> **TASK REQUIREMENTS**:
Each line of the data that includes the string "NaUr" is to be copied out.

────────────────────

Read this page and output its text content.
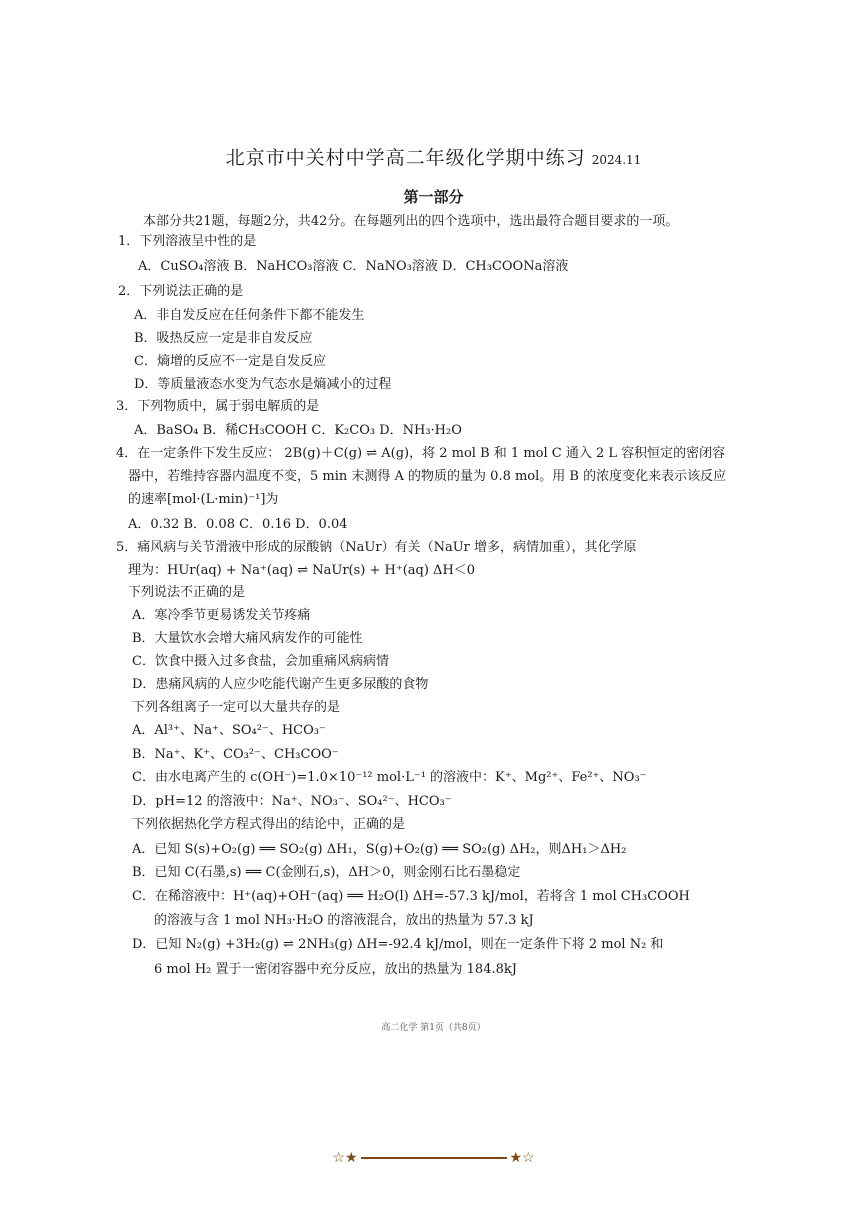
北京市中关村中学高二年级化学期中练习 2024.11
第一部分
本部分共21题，每题2分，共42分。在每题列出的四个选项中，选出最符合题目要求的一项。
1．下列溶液呈中性的是
A．CuSO₄溶液 B．NaHCO₃溶液 C．NaNO₃溶液 D．CH₃COONa溶液
2．下列说法正确的是
A．非自发反应在任何条件下都不能发生
B．吸热反应一定是非自发反应
C．熵增的反应不一定是自发反应
D．等质量液态水变为气态水是熵减小的过程
3．下列物质中，属于弱电解质的是
A．BaSO₄ B．稀CH₃COOH C．K₂CO₃ D．NH₃·H₂O
4．在一定条件下发生反应： 2B(g)＋C(g) ⇌ A(g)，将 2 mol B 和 1 mol C 通入 2 L 容积恒定的密闭容
器中，若维持容器内温度不变，5 min 末测得 A 的物质的量为 0.8 mol。用 B 的浓度变化来表示该反应
的速率[mol·(L·min)⁻¹]为
A．0.32 B．0.08 C．0.16 D．0.04
5．痛风病与关节滑液中形成的尿酸钠（NaUr）有关（NaUr 增多，病情加重），其化学原
理为：HUr(aq) + Na⁺(aq) ⇌ NaUr(s) + H⁺(aq) ΔH＜0
下列说法不正确的是
A．寒冷季节更易诱发关节疼痛
B．大量饮水会增大痛风病发作的可能性
C．饮食中摄入过多食盐，会加重痛风病病情
D．患痛风病的人应少吃能代谢产生更多尿酸的食物
下列各组离子一定可以大量共存的是
A．Al³⁺、Na⁺、SO₄²⁻、HCO₃⁻
B．Na⁺、K⁺、CO₃²⁻、CH₃COO⁻
C．由水电离产生的 c(OH⁻)=1.0×10⁻¹² mol·L⁻¹ 的溶液中：K⁺、Mg²⁺、Fe²⁺、NO₃⁻
D．pH=12 的溶液中：Na⁺、NO₃⁻、SO₄²⁻、HCO₃⁻
下列依据热化学方程式得出的结论中，正确的是
A．已知 S(s)+O₂(g) ══ SO₂(g) ΔH₁，S(g)+O₂(g) ══ SO₂(g) ΔH₂，则ΔH₁＞ΔH₂
B．已知 C(石墨,s) ══ C(金刚石,s)，ΔH＞0，则金刚石比石墨稳定
C．在稀溶液中：H⁺(aq)+OH⁻(aq) ══ H₂O(l) ΔH=-57.3 kJ/mol，若将含 1 mol CH₃COOH
的溶液与含 1 mol NH₃·H₂O 的溶液混合，放出的热量为 57.3 kJ
D．已知 N₂(g) +3H₂(g) ⇌ 2NH₃(g) ΔH=-92.4 kJ/mol，则在一定条件下将 2 mol N₂ 和
6 mol H₂ 置于一密闭容器中充分反应，放出的热量为 184.8kJ
高二化学 第1页（共8页）
☆★	★☆
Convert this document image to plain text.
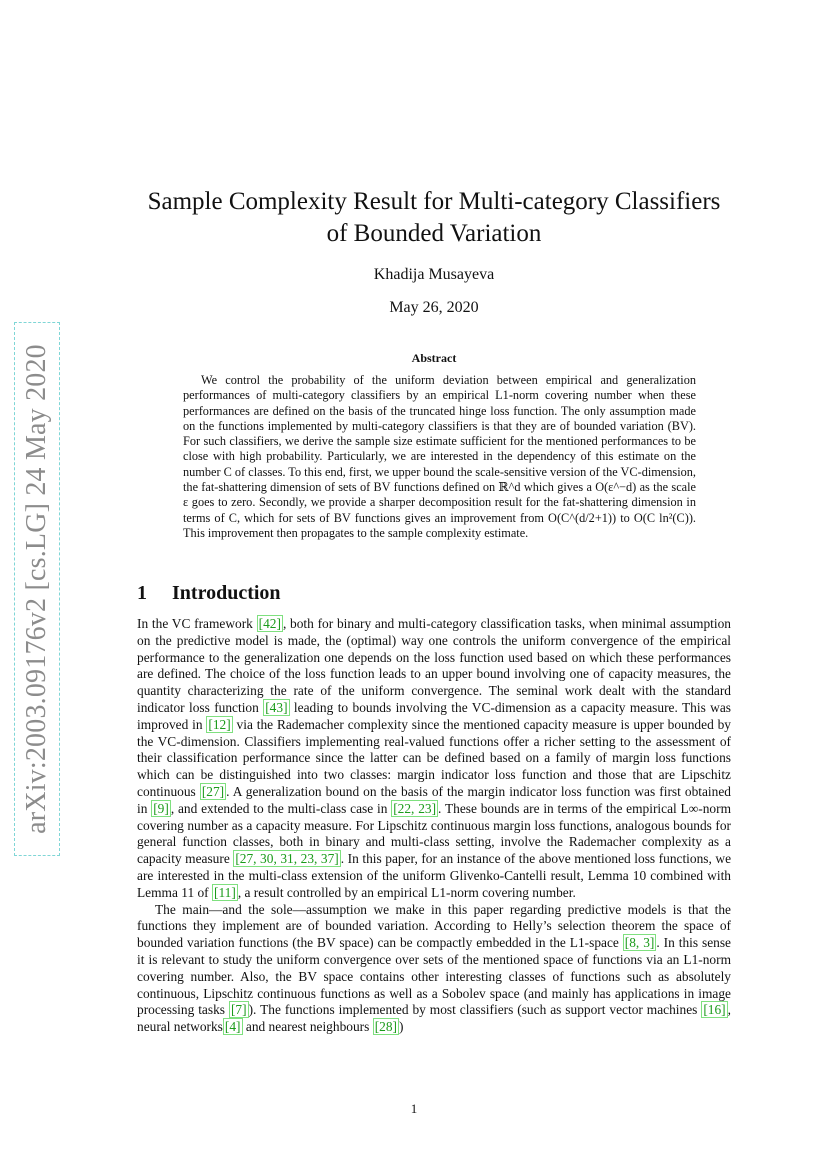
arXiv:2003.09176v2 [cs.LG] 24 May 2020
Sample Complexity Result for Multi-category Classifiers of Bounded Variation
Khadija Musayeva
May 26, 2020
Abstract

We control the probability of the uniform deviation between empirical and generalization performances of multi-category classifiers by an empirical L1-norm covering number when these performances are defined on the basis of the truncated hinge loss function. The only assumption made on the functions implemented by multi-category classifiers is that they are of bounded variation (BV). For such classifiers, we derive the sample size estimate sufficient for the mentioned performances to be close with high probability. Particularly, we are interested in the dependency of this estimate on the number C of classes. To this end, first, we upper bound the scale-sensitive version of the VC-dimension, the fat-shattering dimension of sets of BV functions defined on ℝ^d which gives a O(ε^−d) as the scale ε goes to zero. Secondly, we provide a sharper decomposition result for the fat-shattering dimension in terms of C, which for sets of BV functions gives an improvement from O(C^(d/2+1)) to O(C ln²(C)). This improvement then propagates to the sample complexity estimate.

1 Introduction

In the VC framework [42] , both for binary and multi-category classification tasks, when minimal assumption on the predictive model is made, the (optimal) way one controls the uniform convergence of the empirical performance to the generalization one depends on the loss function used based on which these performances are defined. The choice of the loss function leads to an upper bound involving one of capacity measures, the quantity characterizing the rate of the uniform convergence. The seminal work dealt with the standard indicator loss function [43] leading to bounds involving the VC-dimension as a capacity measure. This was improved in [12] via the Rademacher complexity since the mentioned capacity measure is upper bounded by the VC-dimension. Classifiers implementing real-valued functions offer a richer setting to the assessment of their classification performance since the latter can be defined based on a family of margin loss functions which can be distinguished into two classes: margin indicator loss function and those that are Lipschitz continuous [27] . A generalization bound on the basis of the margin indicator loss function was first obtained in [9] , and extended to the multi-class case in [22, 23] . These bounds are in terms of the empirical L∞-norm covering number as a capacity measure. For Lipschitz continuous margin loss functions, analogous bounds for general function classes, both in binary and multi-class setting, involve the Rademacher complexity as a capacity measure [27, 30, 31, 23, 37] . In this paper, for an instance of the above mentioned loss functions, we are interested in the multi-class extension of the uniform Glivenko-Cantelli result, Lemma 10 combined with Lemma 11 of [11] , a result controlled by an empirical L1-norm covering number.

The main—and the sole—assumption we make in this paper regarding predictive models is that the functions they implement are of bounded variation. According to Helly’s selection theorem the space of bounded variation functions (the BV space) can be compactly embedded in the L1-space [8, 3] . In this sense it is relevant to study the uniform convergence over sets of the mentioned space of functions via an L1-norm covering number. Also, the BV space contains other interesting classes of functions such as absolutely continuous, Lipschitz continuous functions as well as a Sobolev space (and mainly has applications in image processing tasks [7] ). The functions implemented by most classifiers (such as support vector machines [16] , neural networks [4] and nearest neighbours [28] )

1
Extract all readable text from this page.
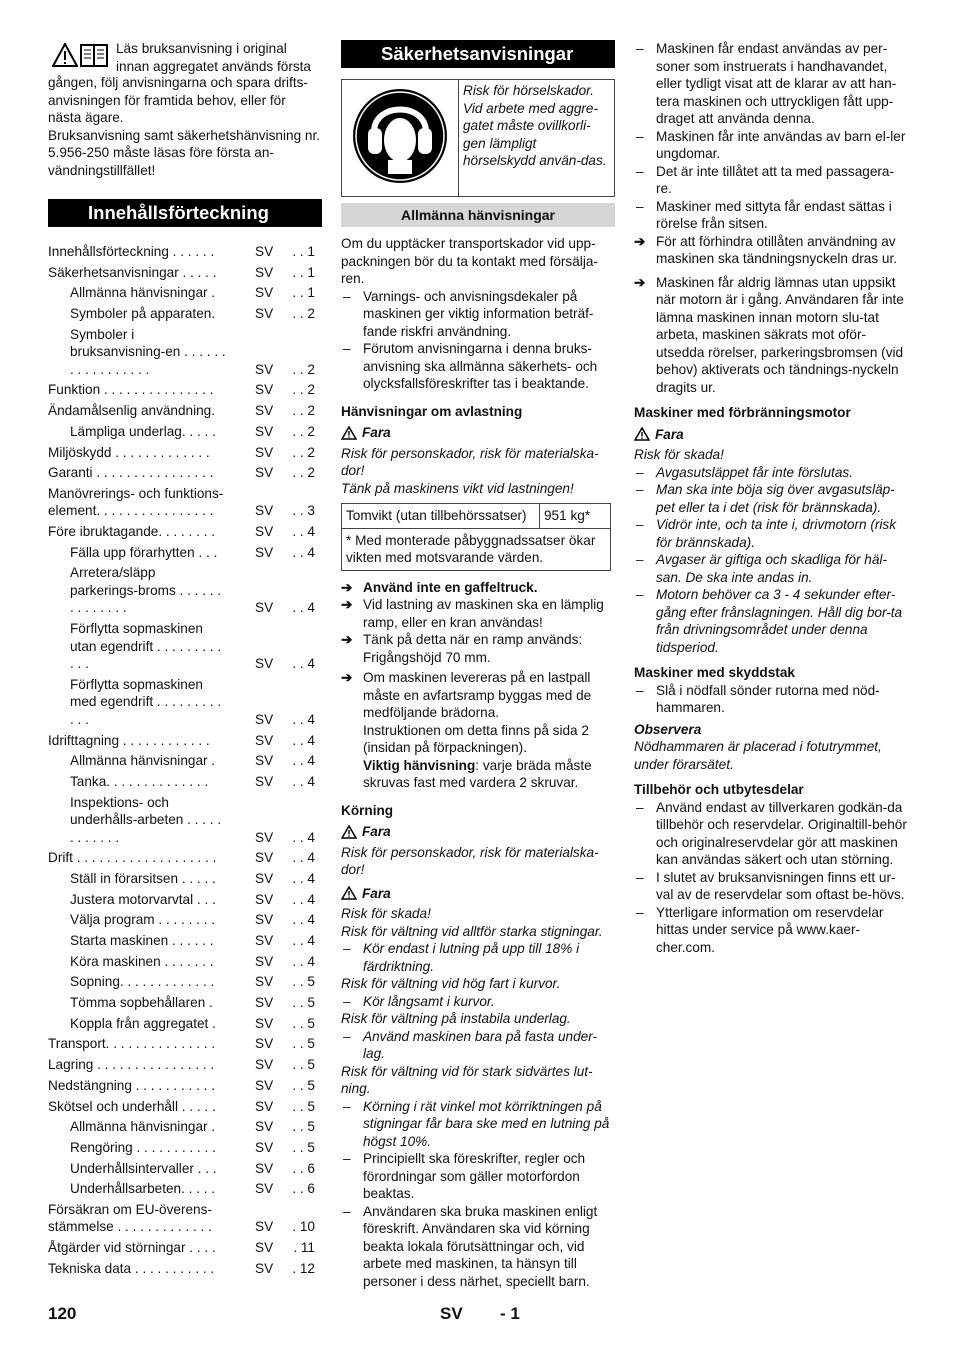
Läs bruksanvisning i original

innan aggregatet används första

gången, följ anvisningarna och spara drifts-anvisningen för framtida behov, eller för nästa ägare.

Bruksanvisning samt säkerhetshänvisning nr. 5.956-250 måste läsas före första an-vändningstillfället!

Innehållsförteckning
Innehållsförteckning . . . . . .	SV	. . 1
Säkerhetsanvisningar . . . . .	SV	. . 1
Allmänna hänvisningar .	SV	. . 1
Symboler på apparaten.	SV	. . 2
Symboler i bruksanvisning-en . . . . . . . . . . . . . . . . .	SV	. . 2
Funktion . . . . . . . . . . . . . . .	SV	. . 2
Ändamålsenlig användning.	SV	. . 2
Lämpliga underlag. . . . .	SV	. . 2
Miljöskydd . . . . . . . . . . . . .	SV	. . 2
Garanti . . . . . . . . . . . . . . . .	SV	. . 2
Manövrerings- och funktions-element. . . . . . . . . . . . . . . .	SV	. . 3
Före ibruktagande. . . . . . . .	SV	. . 4
Fälla upp förarhytten . . .	SV	. . 4
Arretera/släpp parkerings-broms . . . . . . . . . . . . . .	SV	. . 4
Förflytta sopmaskinen utan egendrift . . . . . . . . . . . .	SV	. . 4
Förflytta sopmaskinen med egendrift . . . . . . . . . . . .	SV	. . 4
Idrifttagning . . . . . . . . . . . .	SV	. . 4
Allmänna hänvisningar .	SV	. . 4
Tanka. . . . . . . . . . . . . .	SV	. . 4
Inspektions- och underhålls-arbeten . . . . . . . . . . . .	SV	. . 4
Drift . . . . . . . . . . . . . . . . . . .	SV	. . 4
Ställ in förarsitsen . . . . .	SV	. . 4
Justera motorvarvtal . . .	SV	. . 4
Välja program . . . . . . . .	SV	. . 4
Starta maskinen . . . . . .	SV	. . 4
Köra maskinen . . . . . . .	SV	. . 4
Sopning. . . . . . . . . . . . .	SV	. . 5
Tömma sopbehållaren .	SV	. . 5
Koppla från aggregatet .	SV	. . 5
Transport. . . . . . . . . . . . . . .	SV	. . 5
Lagring . . . . . . . . . . . . . . . .	SV	. . 5
Nedstängning . . . . . . . . . . .	SV	. . 5
Skötsel och underhåll . . . . .	SV	. . 5
Allmänna hänvisningar .	SV	. . 5
Rengöring . . . . . . . . . . .	SV	. . 5
Underhållsintervaller . . .	SV	. . 6
Underhållsarbeten. . . . .	SV	. . 6
Försäkran om EU-överens-stämmelse . . . . . . . . . . . . .	SV	. 10
Åtgärder vid störningar . . . .	SV	. 11
Tekniska data . . . . . . . . . . .	SV	. 12
Säkerhetsanvisningar
	Risk för hörselskador. Vid arbete med aggre-gatet måste ovillkorli-gen lämpligt hörselskydd använ-das.
Allmänna hänvisningar

Om du upptäcker transportskador vid upp-packningen bör du ta kontakt med försälja-ren.

– Varnings- och anvisningsdekaler på maskinen ger viktig information beträf-fande riskfri användning.
– Förutom anvisningarna i denna bruks-anvisning ska allmänna säkerhets- och olycksfallsföreskrifter tas i beaktande.

Hänvisningar om avlastning

Fara

Risk för personskador, risk för materialska-dor!

Tänk på maskinens vikt vid lastningen!

Tomvikt (utan tillbehörssatser)	951 kg*
* Med monterade påbyggnadssatser ökar vikten med motsvarande värden.
➔ Använd inte en gaffeltruck.
➔ Vid lastning av maskinen ska en lämplig ramp, eller en kran användas!
➔ Tänk på detta när en ramp används: Frigångshöjd 70 mm.
➔ Om maskinen levereras på en lastpall måste en avfartsramp byggas med de medföljande brädorna.

Instruktionen om detta finns på sida 2 (insidan på förpackningen).

Viktig hänvisning: varje bräda måste skruvas fast med vardera 2 skruvar.

Körning

Fara

Risk för personskador, risk för materialska-dor!

Fara

Risk för skada!

Risk för vältning vid alltför starka stigningar.

– Kör endast i lutning på upp till 18% i färdriktning.

Risk för vältning vid hög fart i kurvor.

– Kör långsamt i kurvor.

Risk för vältning på instabila underlag.

– Använd maskinen bara på fasta under-lag.

Risk för vältning vid för stark sidvärtes lut-ning.

– Körning i rät vinkel mot körriktningen på stigningar får bara ske med en lutning på högst 10%.
– Principiellt ska föreskrifter, regler och förordningar som gäller motorfordon beaktas.
– Användaren ska bruka maskinen enligt föreskrift. Användaren ska vid körning beakta lokala förutsättningar och, vid arbete med maskinen, ta hänsyn till personer i dess närhet, speciellt barn.
– Maskinen får endast användas av per-soner som instruerats i handhavandet, eller tydligt visat att de klarar av att han-tera maskinen och uttryckligen fått upp-draget att använda denna.
– Maskinen får inte användas av barn el-ler ungdomar.
– Det är inte tillåtet att ta med passagera-re.
– Maskiner med sittyta får endast sättas i rörelse från sitsen.
➔ För att förhindra otillåten användning av maskinen ska tändningsnyckeln dras ur.
➔ Maskinen får aldrig lämnas utan uppsikt när motorn är i gång. Användaren får inte lämna maskinen innan motorn slu-tat arbeta, maskinen säkrats mot oför-utsedda rörelser, parkeringsbromsen (vid behov) aktiverats och tändnings-nyckeln dragits ur.

Maskiner med förbränningsmotor

Fara

Risk för skada!

– Avgasutsläppet får inte förslutas.
– Man ska inte böja sig över avgasutsläp-pet eller ta i det (risk för brännskada).
– Vidrör inte, och ta inte i, drivmotorn (risk för brännskada).
– Avgaser är giftiga och skadliga för häl-san. De ska inte andas in.
– Motorn behöver ca 3 - 4 sekunder efter-gång efter frånslagningen. Håll dig bor-ta från drivningsområdet under denna tidsperiod.

Maskiner med skyddstak

– Slå i nödfall sönder rutorna med nöd-hammaren.

Observera

Nödhammaren är placerad i fotutrymmet, under förarsätet.

Tillbehör och utbytesdelar

– Använd endast av tillverkaren godkän-da tillbehör och reservdelar. Originaltill-behör och originalreservdelar gör att maskinen kan användas säkert och utan störning.
– I slutet av bruksanvisningen finns ett ur-val av de reservdelar som oftast be-hövs.
– Ytterligare information om reservdelar hittas under service på www.kaer-cher.com.
120	SV - 1
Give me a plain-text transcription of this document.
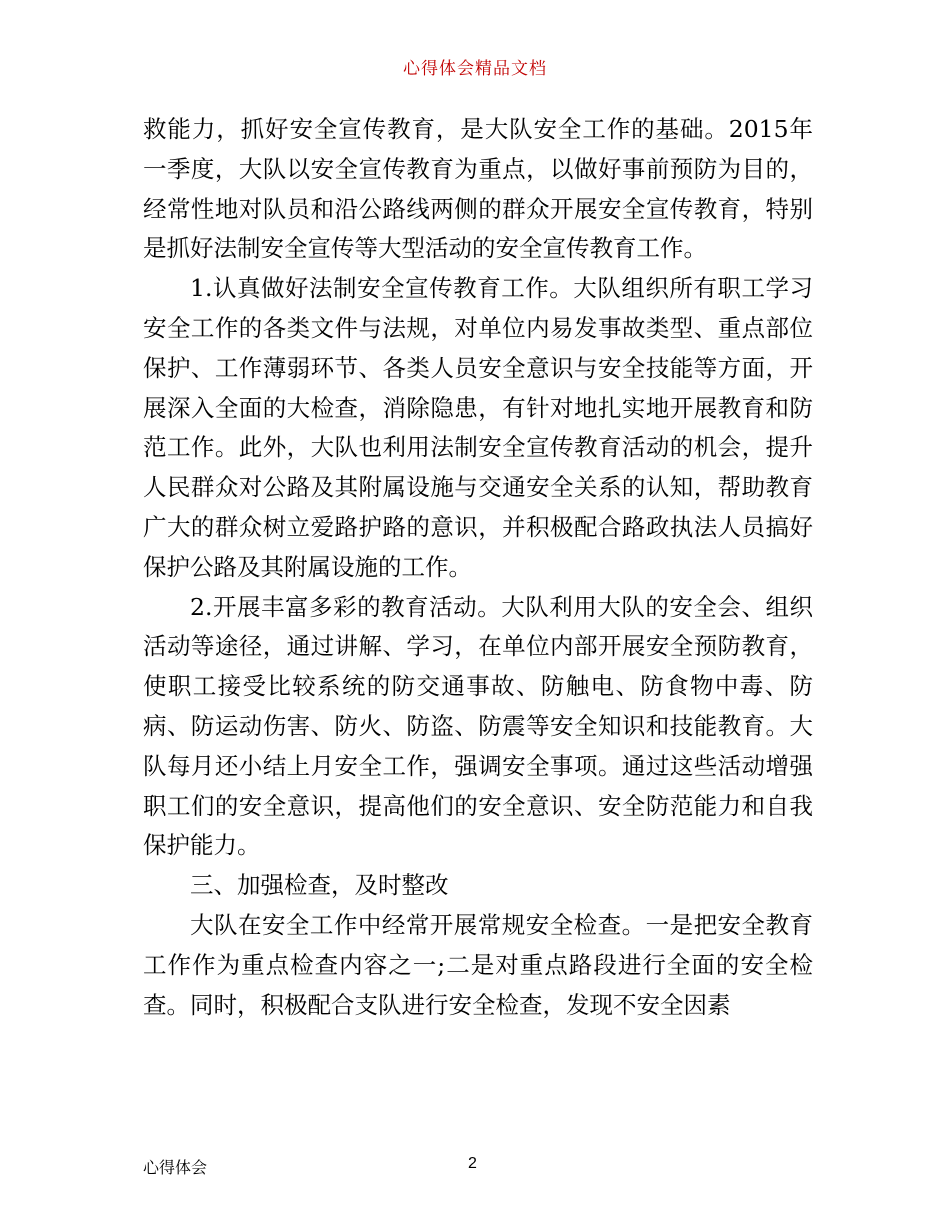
心得体会精品文档

救能力，抓好安全宣传教育，是大队安全工作的基础。2015年一季度，大队以安全宣传教育为重点，以做好事前预防为目的，经常性地对队员和沿公路线两侧的群众开展安全宣传教育，特别是抓好法制安全宣传等大型活动的安全宣传教育工作。

1.认真做好法制安全宣传教育工作。大队组织所有职工学习安全工作的各类文件与法规，对单位内易发事故类型、重点部位保护、工作薄弱环节、各类人员安全意识与安全技能等方面，开展深入全面的大检查，消除隐患，有针对地扎实地开展教育和防范工作。此外，大队也利用法制安全宣传教育活动的机会，提升人民群众对公路及其附属设施与交通安全关系的认知，帮助教育广大的群众树立爱路护路的意识，并积极配合路政执法人员搞好保护公路及其附属设施的工作。

2.开展丰富多彩的教育活动。大队利用大队的安全会、组织活动等途径，通过讲解、学习，在单位内部开展安全预防教育，使职工接受比较系统的防交通事故、防触电、防食物中毒、防病、防运动伤害、防火、防盗、防震等安全知识和技能教育。大队每月还小结上月安全工作，强调安全事项。通过这些活动增强职工们的安全意识，提高他们的安全意识、安全防范能力和自我保护能力。

三、加强检查，及时整改

大队在安全工作中经常开展常规安全检查。一是把安全教育工作作为重点检查内容之一;二是对重点路段进行全面的安全检查。同时，积极配合支队进行安全检查，发现不安全因素

心得体会	2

────────────────────

> **EXERCISE OUTPUT**:
5．痛风病与关节滑液中形成的尿酸钠（NaUr）有关（NaUr 增多，病情加重），其化学原
理为：HUr(aq) + Na⁺(aq) ⇌ NaUr(s) + H⁺(aq) ΔH＜0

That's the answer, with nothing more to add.